Short task: Work through the data line by line, gathering every line that has the word "TradingView".

Begin Material provided

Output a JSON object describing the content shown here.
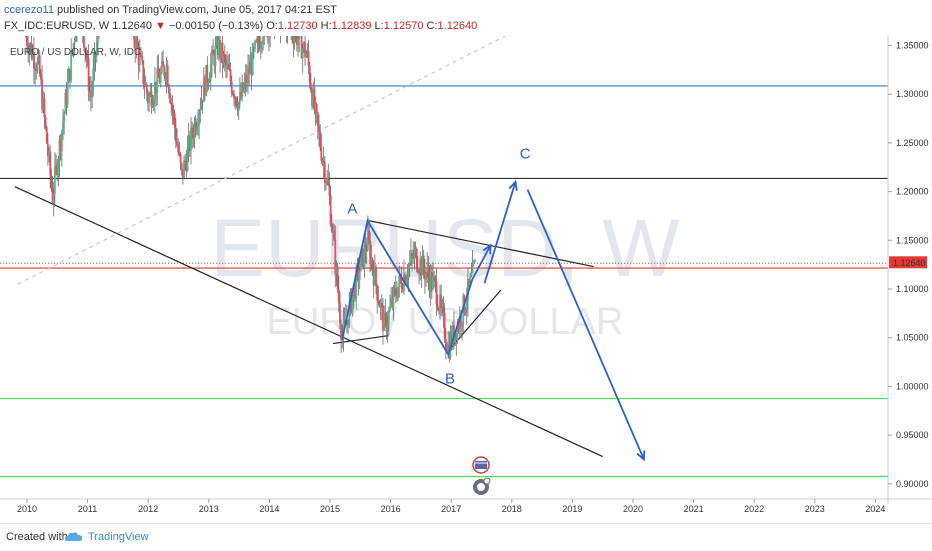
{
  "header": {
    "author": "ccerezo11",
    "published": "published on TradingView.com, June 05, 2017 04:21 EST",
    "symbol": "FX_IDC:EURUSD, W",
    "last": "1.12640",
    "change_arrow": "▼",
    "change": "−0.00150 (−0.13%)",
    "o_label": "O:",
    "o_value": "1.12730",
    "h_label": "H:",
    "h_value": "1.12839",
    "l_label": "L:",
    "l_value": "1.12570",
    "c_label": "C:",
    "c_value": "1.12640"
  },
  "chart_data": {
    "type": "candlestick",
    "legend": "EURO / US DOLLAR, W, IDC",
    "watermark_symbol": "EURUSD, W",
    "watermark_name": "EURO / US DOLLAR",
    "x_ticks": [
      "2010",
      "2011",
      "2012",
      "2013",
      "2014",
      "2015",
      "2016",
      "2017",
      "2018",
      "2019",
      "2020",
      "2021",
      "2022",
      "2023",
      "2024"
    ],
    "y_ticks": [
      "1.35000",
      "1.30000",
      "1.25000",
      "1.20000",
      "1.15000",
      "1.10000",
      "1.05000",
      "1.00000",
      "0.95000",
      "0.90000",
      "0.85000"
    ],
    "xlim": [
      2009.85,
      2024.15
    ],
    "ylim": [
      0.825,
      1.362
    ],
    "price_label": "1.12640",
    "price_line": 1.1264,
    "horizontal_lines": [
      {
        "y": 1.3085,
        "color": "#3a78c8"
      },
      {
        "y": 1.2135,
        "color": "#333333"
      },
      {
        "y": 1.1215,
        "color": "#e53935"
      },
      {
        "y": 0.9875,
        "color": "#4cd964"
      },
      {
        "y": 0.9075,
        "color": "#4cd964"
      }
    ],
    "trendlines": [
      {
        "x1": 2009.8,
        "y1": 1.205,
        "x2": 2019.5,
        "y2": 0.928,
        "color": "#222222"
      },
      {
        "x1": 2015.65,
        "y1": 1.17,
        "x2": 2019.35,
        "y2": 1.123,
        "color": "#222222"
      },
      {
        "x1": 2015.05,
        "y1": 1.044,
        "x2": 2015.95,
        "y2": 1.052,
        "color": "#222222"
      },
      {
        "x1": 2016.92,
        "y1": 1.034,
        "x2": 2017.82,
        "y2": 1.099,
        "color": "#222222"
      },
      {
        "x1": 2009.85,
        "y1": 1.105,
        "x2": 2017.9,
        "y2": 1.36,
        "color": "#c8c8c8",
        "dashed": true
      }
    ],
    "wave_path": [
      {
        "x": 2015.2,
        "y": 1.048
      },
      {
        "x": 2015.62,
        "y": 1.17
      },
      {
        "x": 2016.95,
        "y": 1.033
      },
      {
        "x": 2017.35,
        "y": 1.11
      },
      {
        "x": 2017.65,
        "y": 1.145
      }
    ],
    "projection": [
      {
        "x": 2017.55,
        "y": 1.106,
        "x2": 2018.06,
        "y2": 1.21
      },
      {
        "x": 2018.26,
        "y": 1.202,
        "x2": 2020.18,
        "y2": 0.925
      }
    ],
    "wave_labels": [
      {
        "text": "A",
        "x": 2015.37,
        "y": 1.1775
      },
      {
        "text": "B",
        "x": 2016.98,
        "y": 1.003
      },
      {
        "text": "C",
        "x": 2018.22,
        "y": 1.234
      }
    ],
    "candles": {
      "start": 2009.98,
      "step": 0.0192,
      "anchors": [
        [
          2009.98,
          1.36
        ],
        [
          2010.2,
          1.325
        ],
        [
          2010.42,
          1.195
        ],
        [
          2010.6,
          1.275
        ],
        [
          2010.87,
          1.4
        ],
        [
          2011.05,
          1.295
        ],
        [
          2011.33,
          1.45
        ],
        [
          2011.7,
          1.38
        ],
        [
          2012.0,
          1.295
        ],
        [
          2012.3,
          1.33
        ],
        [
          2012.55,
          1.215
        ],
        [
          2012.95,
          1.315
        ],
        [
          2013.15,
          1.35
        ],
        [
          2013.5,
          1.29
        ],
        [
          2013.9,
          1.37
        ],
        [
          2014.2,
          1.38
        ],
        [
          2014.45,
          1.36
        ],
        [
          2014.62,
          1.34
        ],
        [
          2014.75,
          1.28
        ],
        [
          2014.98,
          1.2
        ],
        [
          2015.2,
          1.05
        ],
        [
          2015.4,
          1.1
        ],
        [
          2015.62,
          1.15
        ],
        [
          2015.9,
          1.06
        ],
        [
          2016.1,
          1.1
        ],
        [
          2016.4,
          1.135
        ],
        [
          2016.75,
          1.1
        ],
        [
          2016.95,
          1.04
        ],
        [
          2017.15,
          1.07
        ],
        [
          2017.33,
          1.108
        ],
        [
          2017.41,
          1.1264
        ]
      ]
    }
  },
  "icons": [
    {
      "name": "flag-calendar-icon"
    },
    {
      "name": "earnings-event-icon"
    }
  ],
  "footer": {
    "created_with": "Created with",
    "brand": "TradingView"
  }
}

End Material provided
Begin Material provided

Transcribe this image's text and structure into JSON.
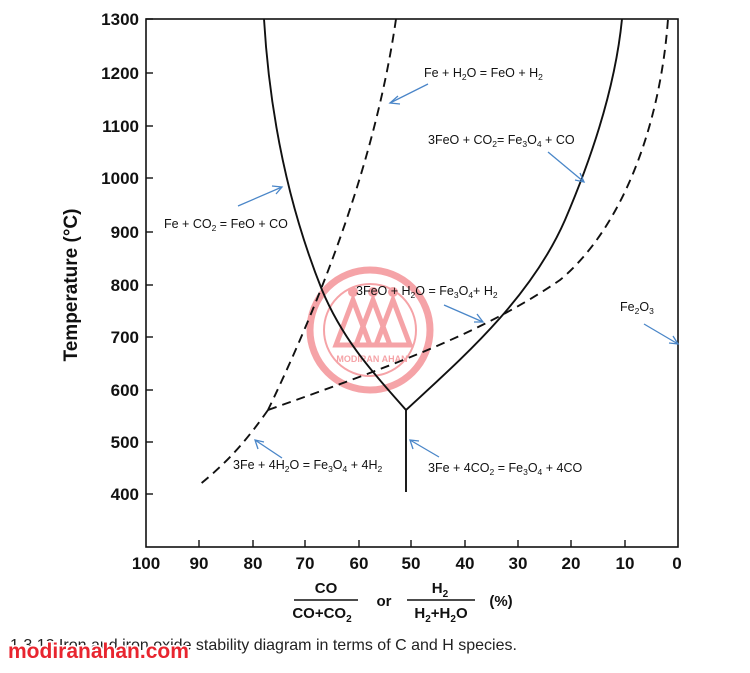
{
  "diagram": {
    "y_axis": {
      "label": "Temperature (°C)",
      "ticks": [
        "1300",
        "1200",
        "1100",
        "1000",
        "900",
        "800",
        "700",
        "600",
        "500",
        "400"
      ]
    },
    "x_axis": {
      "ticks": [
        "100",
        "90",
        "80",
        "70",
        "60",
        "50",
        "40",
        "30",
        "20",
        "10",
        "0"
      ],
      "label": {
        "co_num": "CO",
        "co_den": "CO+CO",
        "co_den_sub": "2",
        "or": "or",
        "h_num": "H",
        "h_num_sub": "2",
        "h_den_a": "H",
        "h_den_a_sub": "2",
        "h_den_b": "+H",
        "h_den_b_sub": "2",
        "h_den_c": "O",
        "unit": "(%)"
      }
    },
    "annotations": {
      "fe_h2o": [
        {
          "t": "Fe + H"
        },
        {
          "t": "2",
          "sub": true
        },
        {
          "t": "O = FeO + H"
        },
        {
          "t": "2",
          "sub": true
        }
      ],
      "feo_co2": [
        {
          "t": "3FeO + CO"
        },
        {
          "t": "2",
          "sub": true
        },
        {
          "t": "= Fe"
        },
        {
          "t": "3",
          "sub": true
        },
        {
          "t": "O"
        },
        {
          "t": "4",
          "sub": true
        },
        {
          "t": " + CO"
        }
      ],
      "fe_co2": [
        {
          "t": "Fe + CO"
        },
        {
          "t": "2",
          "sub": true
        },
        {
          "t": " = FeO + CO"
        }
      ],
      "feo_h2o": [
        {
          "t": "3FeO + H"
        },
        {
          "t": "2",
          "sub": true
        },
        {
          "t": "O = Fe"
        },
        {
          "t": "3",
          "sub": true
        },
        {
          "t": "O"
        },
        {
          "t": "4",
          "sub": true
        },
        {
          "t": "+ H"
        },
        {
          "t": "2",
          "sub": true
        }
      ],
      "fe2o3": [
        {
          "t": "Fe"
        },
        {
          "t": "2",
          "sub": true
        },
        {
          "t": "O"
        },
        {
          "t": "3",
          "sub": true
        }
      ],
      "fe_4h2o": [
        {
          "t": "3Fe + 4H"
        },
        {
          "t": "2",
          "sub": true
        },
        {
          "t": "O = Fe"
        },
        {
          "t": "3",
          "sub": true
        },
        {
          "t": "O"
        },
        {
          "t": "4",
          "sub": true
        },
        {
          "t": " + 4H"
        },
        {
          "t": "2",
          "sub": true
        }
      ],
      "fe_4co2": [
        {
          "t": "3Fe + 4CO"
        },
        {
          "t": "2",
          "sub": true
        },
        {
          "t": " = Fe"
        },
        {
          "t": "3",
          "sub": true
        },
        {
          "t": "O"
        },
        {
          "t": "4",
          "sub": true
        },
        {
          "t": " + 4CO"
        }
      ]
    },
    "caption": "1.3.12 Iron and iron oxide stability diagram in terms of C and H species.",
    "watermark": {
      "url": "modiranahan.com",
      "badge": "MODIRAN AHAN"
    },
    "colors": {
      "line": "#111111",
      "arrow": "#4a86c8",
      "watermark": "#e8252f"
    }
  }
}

End Material provided

Final result:
    "published": "published on TradingView.com, June 05, 2017 04:21 EST",
    "brand": "TradingView"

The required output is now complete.